Exercise materials:

— begin —

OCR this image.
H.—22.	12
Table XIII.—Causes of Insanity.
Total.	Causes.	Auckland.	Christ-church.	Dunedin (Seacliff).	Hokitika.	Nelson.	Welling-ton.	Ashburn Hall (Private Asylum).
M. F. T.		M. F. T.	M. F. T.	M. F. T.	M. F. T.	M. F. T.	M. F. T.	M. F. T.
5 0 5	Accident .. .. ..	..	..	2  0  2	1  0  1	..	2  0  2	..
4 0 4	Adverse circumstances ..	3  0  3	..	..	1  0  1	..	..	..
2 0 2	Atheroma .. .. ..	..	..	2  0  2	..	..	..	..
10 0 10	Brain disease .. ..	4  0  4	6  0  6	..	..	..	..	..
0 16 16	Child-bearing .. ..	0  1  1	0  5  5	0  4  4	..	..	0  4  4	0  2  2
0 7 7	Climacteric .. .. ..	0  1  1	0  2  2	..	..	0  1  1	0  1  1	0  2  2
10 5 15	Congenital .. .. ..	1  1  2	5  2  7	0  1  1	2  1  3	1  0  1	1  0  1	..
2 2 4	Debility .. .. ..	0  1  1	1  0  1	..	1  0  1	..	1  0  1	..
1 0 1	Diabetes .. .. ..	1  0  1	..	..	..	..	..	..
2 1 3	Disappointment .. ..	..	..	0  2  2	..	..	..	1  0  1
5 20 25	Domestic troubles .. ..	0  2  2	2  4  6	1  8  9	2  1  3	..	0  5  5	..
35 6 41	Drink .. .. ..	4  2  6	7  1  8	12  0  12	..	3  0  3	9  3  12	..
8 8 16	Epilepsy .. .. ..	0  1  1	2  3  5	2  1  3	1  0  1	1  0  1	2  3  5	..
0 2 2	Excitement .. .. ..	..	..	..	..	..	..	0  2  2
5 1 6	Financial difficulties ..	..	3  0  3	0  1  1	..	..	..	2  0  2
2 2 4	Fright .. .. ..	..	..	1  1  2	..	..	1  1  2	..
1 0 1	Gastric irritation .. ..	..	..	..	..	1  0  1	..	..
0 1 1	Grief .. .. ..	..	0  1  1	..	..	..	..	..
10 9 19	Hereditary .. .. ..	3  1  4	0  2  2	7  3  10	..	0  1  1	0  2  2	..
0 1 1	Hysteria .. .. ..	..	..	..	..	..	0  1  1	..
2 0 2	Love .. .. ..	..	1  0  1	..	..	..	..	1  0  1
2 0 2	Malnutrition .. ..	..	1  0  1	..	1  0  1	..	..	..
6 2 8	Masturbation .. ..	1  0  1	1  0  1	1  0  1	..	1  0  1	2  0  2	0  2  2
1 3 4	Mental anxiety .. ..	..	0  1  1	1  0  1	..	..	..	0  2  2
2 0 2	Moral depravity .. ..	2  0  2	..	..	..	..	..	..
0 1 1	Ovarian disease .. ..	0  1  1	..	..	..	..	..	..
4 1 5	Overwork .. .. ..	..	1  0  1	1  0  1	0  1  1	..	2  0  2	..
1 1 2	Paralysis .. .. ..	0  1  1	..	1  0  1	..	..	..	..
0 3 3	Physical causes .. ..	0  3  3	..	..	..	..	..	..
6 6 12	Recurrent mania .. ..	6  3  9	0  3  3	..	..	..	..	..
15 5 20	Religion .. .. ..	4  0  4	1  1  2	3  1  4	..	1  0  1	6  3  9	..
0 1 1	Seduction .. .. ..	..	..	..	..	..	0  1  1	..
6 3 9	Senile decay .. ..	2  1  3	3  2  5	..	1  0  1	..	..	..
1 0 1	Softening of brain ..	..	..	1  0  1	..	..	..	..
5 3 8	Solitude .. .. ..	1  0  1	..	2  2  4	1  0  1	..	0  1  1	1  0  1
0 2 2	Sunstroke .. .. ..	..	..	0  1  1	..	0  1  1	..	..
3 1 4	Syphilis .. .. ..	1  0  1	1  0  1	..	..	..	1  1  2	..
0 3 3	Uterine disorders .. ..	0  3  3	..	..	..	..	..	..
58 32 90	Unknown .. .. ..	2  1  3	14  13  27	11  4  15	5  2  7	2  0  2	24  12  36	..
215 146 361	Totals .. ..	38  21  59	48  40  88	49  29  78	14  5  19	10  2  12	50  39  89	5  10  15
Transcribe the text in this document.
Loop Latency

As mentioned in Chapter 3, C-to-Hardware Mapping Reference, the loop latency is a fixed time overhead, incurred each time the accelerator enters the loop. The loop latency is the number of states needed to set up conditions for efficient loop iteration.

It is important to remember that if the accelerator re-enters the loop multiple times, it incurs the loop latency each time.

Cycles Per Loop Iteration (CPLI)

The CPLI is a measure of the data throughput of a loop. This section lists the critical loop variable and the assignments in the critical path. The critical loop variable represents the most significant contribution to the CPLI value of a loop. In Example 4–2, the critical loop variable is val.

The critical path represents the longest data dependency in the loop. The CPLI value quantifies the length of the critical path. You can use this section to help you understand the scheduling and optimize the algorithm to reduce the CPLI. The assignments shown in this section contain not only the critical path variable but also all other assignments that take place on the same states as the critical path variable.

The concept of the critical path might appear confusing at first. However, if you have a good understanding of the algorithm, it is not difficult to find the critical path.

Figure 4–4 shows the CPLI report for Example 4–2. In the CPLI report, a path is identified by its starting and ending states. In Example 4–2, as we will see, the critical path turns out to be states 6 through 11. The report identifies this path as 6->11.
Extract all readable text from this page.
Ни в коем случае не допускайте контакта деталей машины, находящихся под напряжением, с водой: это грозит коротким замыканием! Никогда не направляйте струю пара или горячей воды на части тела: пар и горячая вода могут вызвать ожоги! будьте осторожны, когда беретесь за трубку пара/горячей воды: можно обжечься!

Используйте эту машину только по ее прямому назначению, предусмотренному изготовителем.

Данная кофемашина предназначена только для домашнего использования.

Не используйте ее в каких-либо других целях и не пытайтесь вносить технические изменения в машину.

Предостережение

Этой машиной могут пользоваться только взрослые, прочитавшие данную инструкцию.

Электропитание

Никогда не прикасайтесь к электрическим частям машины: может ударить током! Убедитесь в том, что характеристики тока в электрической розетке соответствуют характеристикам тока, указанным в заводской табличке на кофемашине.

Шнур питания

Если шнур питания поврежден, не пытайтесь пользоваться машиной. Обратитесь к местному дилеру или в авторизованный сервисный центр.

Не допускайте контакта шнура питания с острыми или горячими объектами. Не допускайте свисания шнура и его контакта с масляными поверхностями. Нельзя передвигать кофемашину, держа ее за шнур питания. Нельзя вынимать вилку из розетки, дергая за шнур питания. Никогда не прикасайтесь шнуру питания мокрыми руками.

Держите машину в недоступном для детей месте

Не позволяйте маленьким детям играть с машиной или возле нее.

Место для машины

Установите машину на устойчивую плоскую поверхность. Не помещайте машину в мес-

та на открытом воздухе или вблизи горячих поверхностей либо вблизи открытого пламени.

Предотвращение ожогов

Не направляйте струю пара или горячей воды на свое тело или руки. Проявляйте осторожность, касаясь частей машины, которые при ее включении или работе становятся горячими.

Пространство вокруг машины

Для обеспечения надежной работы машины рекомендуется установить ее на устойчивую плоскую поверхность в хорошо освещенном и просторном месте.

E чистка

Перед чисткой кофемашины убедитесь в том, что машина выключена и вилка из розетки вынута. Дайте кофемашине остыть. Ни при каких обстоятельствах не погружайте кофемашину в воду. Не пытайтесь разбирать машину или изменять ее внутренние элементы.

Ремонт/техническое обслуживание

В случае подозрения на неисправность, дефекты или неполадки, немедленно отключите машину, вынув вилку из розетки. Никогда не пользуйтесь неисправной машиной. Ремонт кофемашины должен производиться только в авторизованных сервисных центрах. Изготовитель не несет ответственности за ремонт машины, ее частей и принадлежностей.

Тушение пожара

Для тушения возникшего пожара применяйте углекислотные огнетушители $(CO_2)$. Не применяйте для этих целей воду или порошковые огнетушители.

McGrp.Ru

— end —

Do this:
Show all lines above holding "либо".

Written solution:
Не используйте ее в каких-либо других целях и не пытайтесь вносить технические изменения в машину.
та на открытом воздухе или вблизи горячих поверхностей либо вблизи открытого пламени.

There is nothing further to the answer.